### [Request]
Repeat the items word for word, from the very first line up to and including the line that contains "setup-guide-label: Show Setup".

### [Data records]
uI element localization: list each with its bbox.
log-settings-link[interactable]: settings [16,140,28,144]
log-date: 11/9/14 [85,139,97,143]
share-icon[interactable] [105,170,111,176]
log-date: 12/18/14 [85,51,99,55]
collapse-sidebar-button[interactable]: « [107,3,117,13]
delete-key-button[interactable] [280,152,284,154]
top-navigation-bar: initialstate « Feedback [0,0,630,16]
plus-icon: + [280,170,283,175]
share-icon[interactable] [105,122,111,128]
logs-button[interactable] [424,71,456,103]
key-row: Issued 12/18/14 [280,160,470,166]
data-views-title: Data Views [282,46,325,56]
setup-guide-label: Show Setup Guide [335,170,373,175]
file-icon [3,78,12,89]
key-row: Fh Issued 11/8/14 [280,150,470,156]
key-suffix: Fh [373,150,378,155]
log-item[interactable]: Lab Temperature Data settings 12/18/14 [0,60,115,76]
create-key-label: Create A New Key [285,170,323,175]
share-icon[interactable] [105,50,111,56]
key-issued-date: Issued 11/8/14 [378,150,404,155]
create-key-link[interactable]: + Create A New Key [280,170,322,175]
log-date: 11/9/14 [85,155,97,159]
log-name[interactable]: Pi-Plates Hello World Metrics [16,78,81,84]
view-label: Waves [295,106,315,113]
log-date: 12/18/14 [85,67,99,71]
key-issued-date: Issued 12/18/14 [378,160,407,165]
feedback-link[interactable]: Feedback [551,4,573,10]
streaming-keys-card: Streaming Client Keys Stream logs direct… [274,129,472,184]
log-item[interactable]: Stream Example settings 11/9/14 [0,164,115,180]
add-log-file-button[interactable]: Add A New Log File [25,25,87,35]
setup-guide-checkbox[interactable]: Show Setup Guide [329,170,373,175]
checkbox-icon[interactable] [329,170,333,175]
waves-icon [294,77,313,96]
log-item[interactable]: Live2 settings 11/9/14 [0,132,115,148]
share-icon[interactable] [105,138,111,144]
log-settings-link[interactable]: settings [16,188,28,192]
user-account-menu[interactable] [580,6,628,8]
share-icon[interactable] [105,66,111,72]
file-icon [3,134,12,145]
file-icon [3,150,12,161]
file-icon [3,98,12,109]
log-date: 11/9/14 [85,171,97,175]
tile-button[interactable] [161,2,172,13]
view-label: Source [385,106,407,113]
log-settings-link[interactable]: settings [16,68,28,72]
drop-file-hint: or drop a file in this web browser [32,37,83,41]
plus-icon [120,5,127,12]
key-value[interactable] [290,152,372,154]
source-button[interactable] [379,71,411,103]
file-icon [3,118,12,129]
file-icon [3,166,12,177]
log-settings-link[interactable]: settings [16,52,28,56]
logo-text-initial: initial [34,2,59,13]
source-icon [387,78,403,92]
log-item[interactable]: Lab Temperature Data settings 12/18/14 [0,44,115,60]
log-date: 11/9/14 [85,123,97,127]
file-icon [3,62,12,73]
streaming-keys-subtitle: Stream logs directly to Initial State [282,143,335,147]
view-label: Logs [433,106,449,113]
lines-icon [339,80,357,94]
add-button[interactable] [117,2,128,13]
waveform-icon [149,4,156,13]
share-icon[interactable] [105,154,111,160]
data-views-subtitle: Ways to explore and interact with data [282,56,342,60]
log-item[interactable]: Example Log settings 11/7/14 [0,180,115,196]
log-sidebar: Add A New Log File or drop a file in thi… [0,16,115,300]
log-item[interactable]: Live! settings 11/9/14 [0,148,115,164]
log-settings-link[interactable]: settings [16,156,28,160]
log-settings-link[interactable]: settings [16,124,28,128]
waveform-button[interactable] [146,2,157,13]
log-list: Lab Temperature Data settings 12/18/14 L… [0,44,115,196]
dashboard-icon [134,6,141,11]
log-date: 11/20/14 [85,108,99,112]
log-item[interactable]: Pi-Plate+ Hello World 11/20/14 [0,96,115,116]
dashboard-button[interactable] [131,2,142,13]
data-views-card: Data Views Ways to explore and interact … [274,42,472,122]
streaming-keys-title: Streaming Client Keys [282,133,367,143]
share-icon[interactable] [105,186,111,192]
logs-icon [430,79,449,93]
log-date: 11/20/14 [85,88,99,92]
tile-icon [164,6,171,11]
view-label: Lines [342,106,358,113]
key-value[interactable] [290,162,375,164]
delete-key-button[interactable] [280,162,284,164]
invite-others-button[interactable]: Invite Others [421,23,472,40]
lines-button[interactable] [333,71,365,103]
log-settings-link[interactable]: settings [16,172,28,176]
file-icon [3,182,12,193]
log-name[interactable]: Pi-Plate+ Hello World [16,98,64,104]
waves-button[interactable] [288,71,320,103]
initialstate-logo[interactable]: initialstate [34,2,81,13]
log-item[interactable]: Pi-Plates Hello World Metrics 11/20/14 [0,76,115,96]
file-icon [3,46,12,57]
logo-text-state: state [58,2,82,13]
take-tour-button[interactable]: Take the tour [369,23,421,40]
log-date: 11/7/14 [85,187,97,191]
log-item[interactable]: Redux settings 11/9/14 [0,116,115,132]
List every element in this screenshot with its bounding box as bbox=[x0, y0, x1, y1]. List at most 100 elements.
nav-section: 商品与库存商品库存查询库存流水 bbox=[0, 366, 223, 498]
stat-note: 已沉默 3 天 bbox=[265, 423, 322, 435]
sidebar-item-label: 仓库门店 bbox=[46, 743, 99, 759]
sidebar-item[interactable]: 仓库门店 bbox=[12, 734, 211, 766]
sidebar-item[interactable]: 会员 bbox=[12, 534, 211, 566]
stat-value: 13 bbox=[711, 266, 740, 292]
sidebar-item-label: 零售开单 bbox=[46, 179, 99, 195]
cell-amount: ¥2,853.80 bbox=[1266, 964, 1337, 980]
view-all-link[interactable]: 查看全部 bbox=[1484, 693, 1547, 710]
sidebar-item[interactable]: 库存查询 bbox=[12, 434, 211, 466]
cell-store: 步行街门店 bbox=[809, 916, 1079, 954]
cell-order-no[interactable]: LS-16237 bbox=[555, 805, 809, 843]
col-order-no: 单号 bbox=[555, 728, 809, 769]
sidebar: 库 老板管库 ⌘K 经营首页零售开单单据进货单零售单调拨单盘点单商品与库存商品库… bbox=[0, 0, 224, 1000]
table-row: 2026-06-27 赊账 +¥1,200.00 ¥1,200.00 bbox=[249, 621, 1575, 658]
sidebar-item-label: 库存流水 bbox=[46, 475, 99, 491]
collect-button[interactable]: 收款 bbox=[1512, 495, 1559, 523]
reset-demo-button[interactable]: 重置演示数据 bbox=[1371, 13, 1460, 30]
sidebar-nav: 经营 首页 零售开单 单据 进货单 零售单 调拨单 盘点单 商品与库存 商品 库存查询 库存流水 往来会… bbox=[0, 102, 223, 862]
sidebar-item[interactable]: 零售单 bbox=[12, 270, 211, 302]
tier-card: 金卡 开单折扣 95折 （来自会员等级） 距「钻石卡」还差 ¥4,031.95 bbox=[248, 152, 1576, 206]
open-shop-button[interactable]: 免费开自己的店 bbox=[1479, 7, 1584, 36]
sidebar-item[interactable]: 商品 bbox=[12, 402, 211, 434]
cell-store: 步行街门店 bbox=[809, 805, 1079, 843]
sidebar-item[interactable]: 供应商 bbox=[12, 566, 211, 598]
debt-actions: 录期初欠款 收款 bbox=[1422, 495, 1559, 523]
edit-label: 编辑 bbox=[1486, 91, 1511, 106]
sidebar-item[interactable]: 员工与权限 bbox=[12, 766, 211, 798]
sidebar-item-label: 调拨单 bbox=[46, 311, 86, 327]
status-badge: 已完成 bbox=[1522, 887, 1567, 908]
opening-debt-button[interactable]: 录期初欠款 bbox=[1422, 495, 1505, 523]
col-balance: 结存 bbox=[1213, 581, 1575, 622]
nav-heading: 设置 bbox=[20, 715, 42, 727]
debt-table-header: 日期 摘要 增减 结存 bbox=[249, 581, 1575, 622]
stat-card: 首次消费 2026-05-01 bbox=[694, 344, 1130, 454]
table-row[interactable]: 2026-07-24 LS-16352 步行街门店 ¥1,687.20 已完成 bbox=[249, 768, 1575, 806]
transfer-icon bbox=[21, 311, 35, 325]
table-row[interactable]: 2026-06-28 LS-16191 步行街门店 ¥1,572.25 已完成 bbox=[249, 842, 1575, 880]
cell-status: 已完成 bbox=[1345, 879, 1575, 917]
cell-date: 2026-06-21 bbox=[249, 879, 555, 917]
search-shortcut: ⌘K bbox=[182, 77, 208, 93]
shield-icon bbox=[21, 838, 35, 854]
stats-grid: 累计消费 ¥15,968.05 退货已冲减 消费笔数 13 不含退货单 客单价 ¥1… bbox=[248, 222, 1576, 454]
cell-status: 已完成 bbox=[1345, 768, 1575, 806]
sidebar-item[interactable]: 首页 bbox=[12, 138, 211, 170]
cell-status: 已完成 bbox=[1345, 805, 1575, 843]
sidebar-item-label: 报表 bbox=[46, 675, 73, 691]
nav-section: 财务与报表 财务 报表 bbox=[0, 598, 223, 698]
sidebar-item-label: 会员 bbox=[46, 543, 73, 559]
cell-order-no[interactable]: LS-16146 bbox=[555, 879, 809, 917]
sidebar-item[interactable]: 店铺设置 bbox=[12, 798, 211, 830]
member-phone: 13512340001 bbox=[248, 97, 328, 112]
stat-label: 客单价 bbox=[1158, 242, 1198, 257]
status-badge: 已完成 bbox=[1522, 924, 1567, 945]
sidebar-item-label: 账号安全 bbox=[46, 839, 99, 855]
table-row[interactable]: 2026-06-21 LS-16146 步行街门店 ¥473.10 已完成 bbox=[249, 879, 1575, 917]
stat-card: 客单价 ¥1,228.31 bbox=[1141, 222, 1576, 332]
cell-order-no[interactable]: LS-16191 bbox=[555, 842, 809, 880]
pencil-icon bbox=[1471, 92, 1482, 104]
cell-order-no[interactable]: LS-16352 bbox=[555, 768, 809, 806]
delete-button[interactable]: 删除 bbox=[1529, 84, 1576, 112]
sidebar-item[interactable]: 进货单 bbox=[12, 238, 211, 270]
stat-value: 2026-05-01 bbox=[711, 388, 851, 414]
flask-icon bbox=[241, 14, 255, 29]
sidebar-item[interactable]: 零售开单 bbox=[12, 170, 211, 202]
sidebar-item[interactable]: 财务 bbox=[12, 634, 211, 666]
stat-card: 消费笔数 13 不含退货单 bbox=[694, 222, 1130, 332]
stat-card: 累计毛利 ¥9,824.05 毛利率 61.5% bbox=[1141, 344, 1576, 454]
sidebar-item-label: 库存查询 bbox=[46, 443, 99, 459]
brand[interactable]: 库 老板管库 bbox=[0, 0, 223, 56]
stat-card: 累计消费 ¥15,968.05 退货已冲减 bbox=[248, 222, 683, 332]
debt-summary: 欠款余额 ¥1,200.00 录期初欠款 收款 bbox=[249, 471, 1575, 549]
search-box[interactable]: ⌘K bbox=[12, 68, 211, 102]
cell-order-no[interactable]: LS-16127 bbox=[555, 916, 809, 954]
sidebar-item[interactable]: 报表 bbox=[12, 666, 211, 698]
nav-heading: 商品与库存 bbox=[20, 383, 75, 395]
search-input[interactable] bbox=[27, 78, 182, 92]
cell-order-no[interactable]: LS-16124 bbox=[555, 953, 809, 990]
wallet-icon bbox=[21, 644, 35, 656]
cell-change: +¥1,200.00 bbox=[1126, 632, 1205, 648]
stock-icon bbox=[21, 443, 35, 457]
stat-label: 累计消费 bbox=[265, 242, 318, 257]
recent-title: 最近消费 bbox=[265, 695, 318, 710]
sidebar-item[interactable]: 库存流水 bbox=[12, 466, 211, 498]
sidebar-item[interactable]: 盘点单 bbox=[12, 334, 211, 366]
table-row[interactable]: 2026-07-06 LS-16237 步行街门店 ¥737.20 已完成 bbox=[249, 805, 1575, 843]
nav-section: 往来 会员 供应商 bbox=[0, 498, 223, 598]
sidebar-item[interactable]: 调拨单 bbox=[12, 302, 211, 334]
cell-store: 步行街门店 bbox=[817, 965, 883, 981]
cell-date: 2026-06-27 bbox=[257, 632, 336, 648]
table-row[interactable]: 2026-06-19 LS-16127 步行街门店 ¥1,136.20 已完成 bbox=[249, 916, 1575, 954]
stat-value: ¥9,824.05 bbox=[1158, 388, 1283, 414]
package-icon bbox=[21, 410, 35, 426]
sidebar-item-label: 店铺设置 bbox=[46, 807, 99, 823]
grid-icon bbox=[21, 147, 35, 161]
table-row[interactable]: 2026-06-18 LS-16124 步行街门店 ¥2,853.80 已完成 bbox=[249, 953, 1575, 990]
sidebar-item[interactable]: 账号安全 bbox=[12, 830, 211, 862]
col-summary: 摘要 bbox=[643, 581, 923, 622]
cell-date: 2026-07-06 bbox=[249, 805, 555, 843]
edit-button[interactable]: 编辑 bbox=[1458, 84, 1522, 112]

### [Response]
uI element localization: list each with its bbox.
log-settings-link[interactable]: settings [16,140,28,144]
log-date: 11/9/14 [85,139,97,143]
share-icon[interactable] [105,170,111,176]
log-date: 12/18/14 [85,51,99,55]
collapse-sidebar-button[interactable]: « [107,3,117,13]
delete-key-button[interactable] [280,152,284,154]
top-navigation-bar: initialstate « Feedback [0,0,630,16]
plus-icon: + [280,170,283,175]
share-icon[interactable] [105,122,111,128]
logs-button[interactable] [424,71,456,103]
key-row: Issued 12/18/14 [280,160,470,166]
data-views-title: Data Views [282,46,325,56]
setup-guide-label: Show Setup Guide [335,170,373,175]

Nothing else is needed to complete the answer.